## The task
Below is a block of records; repeat each one exactly.

[begin Record extracts]

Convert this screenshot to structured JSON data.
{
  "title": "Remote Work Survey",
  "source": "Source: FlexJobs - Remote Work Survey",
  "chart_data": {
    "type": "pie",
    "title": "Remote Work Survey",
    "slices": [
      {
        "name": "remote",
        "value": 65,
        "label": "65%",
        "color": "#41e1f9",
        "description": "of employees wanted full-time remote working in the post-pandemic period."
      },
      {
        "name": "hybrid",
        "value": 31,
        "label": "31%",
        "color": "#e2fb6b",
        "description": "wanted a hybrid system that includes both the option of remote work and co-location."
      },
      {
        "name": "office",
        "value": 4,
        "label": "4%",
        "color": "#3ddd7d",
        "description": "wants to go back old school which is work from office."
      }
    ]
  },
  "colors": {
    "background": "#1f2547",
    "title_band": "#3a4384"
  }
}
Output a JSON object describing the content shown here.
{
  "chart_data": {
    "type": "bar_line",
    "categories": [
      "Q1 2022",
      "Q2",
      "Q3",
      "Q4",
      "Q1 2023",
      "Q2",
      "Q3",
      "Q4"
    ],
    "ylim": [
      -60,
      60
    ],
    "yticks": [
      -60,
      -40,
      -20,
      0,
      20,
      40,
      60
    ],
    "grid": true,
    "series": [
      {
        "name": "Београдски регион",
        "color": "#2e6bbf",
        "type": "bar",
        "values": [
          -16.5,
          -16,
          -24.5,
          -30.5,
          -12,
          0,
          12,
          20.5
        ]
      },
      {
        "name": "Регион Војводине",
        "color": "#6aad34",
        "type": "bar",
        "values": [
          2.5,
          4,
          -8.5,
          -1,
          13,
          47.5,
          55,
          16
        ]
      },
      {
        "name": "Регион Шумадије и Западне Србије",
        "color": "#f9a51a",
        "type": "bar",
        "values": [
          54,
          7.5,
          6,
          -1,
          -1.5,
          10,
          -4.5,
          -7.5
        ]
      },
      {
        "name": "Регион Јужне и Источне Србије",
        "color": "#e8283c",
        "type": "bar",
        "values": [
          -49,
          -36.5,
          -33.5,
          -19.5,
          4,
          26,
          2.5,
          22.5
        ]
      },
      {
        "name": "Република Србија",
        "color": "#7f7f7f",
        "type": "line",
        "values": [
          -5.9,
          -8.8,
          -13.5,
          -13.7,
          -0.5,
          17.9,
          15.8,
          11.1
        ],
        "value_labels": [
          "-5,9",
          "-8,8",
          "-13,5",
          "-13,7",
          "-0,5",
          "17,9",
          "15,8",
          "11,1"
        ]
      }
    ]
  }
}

[end Record extracts]

## Expected output
Convert this screenshot to structured JSON data.
{
  "title": "Remote Work Survey",
  "source": "Source: FlexJobs - Remote Work Survey",
  "chart_data": {
    "type": "pie",
    "title": "Remote Work Survey",
    "slices": [
      {
        "name": "remote",
        "value": 65,
        "label": "65%",
        "color": "#41e1f9",
        "description": "of employees wanted full-time remote working in the post-pandemic period."
      },
      {
        "name": "hybrid",
        "value": 31,
        "label": "31%",
        "color": "#e2fb6b",
        "description": "wanted a hybrid system that includes both the option of remote work and co-location."
      },
      {
        "name": "office",
        "value": 4,
        "label": "4%",
        "color": "#3ddd7d",
        "description": "wants to go back old school which is work from office."
      }
    ]
  },
  "colors": {
    "background": "#1f2547",
    "title_band": "#3a4384"
  }
}
Output a JSON object describing the content shown here.
{
  "chart_data": {
    "type": "bar_line",
    "categories": [
      "Q1 2022",
      "Q2",
      "Q3",
      "Q4",
      "Q1 2023",
      "Q2",
      "Q3",
      "Q4"
    ],
    "ylim": [
      -60,
      60
    ],
    "yticks": [
      -60,
      -40,
      -20,
      0,
      20,
      40,
      60
    ],
    "grid": true,
    "series": [
      {
        "name": "Београдски регион",
        "color": "#2e6bbf",
        "type": "bar",
        "values": [
          -16.5,
          -16,
          -24.5,
          -30.5,
          -12,
          0,
          12,
          20.5
        ]
      },
      {
        "name": "Регион Војводине",
        "color": "#6aad34",
        "type": "bar",
        "values": [
          2.5,
          4,
          -8.5,
          -1,
          13,
          47.5,
          55,
          16
        ]
      },
      {
        "name": "Регион Шумадије и Западне Србије",
        "color": "#f9a51a",
        "type": "bar",
        "values": [
          54,
          7.5,
          6,
          -1,
          -1.5,
          10,
          -4.5,
          -7.5
        ]
      },
      {
        "name": "Регион Јужне и Источне Србије",
        "color": "#e8283c",
        "type": "bar",
        "values": [
          -49,
          -36.5,
          -33.5,
          -19.5,
          4,
          26,
          2.5,
          22.5
        ]
      },
      {
        "name": "Република Србија",
        "color": "#7f7f7f",
        "type": "line",
        "values": [
          -5.9,
          -8.8,
          -13.5,
          -13.7,
          -0.5,
          17.9,
          15.8,
          11.1
        ],
        "value_labels": [
          "-5,9",
          "-8,8",
          "-13,5",
          "-13,7",
          "-0,5",
          "17,9",
          "15,8",
          "11,1"
        ]
      }
    ]
  }
}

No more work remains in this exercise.